»»

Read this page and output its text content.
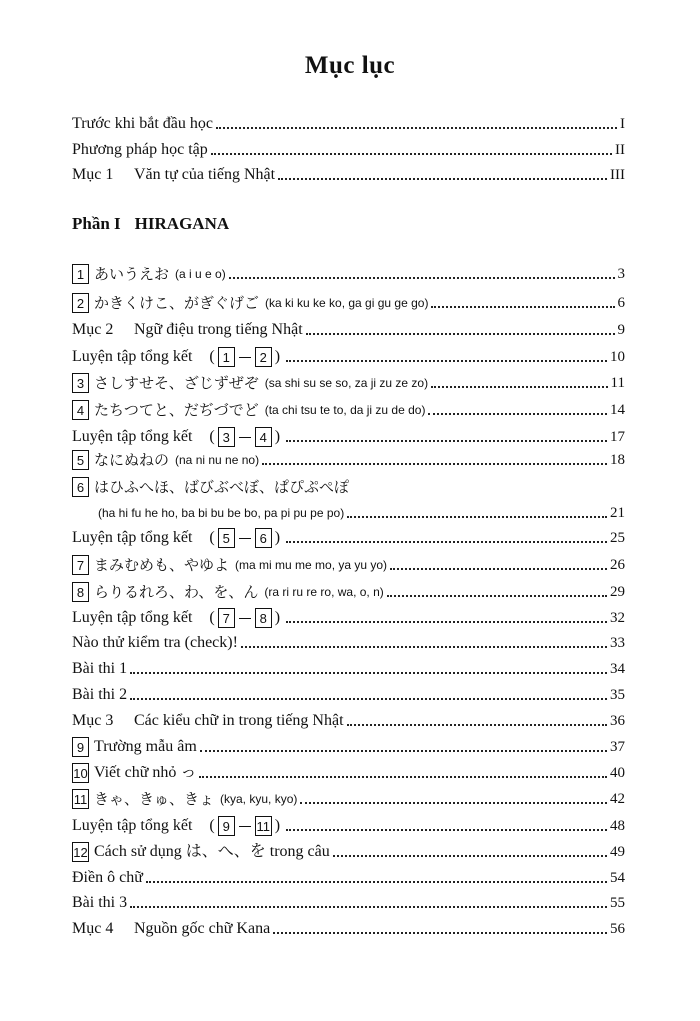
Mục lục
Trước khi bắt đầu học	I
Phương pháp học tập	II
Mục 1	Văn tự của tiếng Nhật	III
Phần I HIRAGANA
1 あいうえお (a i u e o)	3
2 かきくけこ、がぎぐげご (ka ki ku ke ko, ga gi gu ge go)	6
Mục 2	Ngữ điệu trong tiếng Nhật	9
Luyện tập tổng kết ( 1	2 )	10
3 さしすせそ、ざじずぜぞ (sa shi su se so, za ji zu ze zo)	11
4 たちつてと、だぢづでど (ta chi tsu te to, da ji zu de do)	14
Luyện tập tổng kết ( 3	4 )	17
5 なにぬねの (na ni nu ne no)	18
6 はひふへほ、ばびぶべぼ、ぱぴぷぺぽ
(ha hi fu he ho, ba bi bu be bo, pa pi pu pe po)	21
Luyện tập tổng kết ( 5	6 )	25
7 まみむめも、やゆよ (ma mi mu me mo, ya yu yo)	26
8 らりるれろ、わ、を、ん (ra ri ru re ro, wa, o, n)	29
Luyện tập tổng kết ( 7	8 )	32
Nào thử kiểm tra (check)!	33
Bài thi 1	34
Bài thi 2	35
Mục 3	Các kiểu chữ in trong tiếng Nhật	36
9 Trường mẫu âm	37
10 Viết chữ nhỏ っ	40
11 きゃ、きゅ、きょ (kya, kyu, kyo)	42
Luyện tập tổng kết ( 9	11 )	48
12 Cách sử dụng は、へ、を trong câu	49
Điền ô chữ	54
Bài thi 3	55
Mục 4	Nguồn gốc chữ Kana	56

««

PROMPT: Search the entries for "tiếng" and copy out each line that has it.

EXERCISE RESPONSE:
Mục 1	Văn tự của tiếng Nhật	III
Mục 2	Ngữ điệu trong tiếng Nhật	9
Mục 3	Các kiểu chữ in trong tiếng Nhật	36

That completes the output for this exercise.